- YOUR OBJECTIVE -
In the records that follow, locate every line with "document" and extract it.
begin
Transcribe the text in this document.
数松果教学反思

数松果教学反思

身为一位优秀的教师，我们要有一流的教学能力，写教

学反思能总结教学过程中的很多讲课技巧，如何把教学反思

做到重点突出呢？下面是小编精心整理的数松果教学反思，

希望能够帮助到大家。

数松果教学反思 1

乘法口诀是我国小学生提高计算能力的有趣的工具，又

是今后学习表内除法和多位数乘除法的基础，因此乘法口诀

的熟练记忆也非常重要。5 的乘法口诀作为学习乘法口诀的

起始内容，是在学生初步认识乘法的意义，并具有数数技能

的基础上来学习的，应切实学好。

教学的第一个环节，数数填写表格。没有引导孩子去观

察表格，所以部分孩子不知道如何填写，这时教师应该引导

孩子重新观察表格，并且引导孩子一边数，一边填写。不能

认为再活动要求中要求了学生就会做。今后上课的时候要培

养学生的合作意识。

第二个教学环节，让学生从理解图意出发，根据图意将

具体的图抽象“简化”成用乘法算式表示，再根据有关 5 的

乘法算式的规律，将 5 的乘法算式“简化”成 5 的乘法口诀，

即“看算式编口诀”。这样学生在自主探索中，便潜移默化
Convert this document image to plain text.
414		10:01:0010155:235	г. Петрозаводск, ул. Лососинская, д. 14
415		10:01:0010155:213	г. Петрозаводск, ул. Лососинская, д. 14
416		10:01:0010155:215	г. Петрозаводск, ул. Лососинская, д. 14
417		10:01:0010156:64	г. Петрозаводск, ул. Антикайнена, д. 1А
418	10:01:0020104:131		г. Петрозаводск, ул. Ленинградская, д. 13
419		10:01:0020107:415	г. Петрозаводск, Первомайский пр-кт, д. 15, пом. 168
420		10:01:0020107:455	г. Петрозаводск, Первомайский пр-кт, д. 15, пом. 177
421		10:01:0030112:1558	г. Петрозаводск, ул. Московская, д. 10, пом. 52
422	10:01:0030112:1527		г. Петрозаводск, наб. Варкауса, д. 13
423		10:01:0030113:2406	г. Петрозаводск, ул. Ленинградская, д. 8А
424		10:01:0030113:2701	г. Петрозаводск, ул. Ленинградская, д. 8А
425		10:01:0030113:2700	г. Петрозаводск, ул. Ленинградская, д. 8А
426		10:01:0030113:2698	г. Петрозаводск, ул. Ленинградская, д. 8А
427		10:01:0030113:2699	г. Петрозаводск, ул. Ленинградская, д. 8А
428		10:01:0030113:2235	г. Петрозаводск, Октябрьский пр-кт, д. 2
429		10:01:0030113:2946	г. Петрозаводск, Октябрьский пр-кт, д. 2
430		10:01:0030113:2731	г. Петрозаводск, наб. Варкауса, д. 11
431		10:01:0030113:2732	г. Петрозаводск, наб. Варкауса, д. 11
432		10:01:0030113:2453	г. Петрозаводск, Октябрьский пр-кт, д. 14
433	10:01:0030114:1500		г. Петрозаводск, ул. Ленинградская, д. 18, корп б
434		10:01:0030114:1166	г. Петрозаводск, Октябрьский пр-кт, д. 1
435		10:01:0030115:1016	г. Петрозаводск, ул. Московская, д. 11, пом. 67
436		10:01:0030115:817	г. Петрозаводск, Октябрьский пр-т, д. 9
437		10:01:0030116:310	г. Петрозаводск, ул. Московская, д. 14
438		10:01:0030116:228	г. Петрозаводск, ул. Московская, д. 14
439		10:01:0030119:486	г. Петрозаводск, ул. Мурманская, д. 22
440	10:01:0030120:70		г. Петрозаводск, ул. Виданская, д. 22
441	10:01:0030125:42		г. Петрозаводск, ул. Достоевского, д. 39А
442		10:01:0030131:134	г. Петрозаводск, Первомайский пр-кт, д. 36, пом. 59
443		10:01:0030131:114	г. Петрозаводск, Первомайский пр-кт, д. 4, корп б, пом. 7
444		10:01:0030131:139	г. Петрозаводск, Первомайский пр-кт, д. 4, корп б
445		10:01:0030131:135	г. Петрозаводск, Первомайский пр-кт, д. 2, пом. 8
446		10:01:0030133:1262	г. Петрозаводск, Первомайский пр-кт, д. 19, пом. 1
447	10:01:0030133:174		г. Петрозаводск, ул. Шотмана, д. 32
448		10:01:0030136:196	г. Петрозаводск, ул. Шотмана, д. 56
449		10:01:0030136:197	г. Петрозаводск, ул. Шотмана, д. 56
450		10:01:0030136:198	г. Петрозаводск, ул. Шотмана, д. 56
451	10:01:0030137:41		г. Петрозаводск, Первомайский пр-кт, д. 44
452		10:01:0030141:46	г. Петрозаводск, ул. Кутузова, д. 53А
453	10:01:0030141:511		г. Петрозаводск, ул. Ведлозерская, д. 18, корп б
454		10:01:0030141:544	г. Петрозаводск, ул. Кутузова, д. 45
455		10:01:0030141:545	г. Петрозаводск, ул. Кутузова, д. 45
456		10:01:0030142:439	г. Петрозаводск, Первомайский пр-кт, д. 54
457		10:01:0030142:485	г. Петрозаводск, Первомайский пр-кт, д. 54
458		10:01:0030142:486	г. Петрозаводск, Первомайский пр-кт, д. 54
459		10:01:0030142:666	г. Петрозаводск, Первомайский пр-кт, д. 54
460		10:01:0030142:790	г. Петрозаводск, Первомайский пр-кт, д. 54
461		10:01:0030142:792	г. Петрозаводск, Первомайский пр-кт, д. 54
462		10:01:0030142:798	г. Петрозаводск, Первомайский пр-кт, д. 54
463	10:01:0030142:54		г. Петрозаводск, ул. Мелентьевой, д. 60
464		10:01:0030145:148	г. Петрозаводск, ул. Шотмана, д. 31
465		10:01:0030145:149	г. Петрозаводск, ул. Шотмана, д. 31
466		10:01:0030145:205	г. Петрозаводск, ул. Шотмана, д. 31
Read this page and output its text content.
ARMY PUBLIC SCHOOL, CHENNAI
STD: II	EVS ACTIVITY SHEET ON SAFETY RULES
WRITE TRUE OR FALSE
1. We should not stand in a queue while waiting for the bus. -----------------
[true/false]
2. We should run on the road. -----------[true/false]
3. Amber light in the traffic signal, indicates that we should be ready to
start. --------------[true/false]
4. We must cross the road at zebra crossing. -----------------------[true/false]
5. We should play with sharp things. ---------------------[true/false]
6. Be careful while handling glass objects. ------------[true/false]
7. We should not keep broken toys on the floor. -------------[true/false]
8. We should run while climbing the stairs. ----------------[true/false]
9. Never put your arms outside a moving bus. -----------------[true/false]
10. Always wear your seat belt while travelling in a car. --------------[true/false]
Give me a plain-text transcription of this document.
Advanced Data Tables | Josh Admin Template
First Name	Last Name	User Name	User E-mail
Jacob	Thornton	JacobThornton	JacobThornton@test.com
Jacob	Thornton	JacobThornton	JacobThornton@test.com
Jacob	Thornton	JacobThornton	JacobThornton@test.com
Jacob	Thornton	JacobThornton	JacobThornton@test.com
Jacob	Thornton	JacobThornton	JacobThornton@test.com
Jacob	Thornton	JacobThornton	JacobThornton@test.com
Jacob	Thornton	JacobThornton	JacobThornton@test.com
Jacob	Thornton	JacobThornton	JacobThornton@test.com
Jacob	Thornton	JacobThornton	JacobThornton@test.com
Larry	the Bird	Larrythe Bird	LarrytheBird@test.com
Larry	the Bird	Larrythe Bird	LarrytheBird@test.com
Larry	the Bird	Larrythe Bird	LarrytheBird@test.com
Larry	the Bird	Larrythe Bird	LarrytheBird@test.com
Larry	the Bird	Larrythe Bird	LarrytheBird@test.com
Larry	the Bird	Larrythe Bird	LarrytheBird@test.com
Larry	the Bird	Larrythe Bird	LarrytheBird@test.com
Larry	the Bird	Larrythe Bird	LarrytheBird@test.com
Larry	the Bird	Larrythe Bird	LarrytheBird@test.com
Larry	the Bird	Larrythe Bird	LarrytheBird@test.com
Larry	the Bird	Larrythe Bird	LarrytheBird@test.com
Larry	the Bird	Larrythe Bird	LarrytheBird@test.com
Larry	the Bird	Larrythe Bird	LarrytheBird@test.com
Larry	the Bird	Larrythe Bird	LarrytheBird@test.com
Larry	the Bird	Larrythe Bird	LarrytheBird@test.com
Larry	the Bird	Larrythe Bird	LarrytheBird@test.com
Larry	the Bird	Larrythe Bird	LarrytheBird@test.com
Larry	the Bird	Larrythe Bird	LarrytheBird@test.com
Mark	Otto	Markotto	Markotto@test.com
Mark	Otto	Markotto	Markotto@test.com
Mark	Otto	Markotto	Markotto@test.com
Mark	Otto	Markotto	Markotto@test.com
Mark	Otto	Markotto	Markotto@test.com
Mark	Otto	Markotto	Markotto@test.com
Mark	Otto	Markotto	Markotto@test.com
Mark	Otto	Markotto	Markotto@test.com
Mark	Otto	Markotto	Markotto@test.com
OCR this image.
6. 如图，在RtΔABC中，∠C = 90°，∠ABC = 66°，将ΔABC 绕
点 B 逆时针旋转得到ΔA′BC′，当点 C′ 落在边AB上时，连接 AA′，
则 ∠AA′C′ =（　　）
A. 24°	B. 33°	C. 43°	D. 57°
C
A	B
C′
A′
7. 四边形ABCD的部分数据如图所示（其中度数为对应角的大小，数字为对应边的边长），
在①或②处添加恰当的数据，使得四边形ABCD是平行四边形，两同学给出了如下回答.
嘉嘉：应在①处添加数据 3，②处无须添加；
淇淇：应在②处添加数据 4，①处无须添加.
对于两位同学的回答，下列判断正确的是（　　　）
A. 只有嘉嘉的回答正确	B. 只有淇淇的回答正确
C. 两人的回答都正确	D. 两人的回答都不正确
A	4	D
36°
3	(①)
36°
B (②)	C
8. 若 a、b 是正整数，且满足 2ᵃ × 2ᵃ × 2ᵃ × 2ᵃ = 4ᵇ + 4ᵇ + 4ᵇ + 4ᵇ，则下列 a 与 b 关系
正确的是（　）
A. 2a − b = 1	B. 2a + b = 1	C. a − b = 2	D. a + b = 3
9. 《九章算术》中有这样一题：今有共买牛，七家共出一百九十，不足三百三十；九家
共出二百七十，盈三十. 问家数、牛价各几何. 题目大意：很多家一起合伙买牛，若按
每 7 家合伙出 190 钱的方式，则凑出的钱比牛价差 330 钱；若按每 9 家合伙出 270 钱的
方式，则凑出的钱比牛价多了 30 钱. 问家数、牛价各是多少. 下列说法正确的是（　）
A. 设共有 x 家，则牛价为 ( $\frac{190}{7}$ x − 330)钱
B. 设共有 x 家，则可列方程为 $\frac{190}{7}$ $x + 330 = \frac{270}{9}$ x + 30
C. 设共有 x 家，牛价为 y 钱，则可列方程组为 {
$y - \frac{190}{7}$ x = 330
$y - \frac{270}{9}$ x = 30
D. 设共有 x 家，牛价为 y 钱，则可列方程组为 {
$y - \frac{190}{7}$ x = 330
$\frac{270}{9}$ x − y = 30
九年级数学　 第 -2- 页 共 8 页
end
- TASK RESPONSE -
Transcribe the text in this document.
Convert this document image to plain text.
Give me a plain-text transcription of this document.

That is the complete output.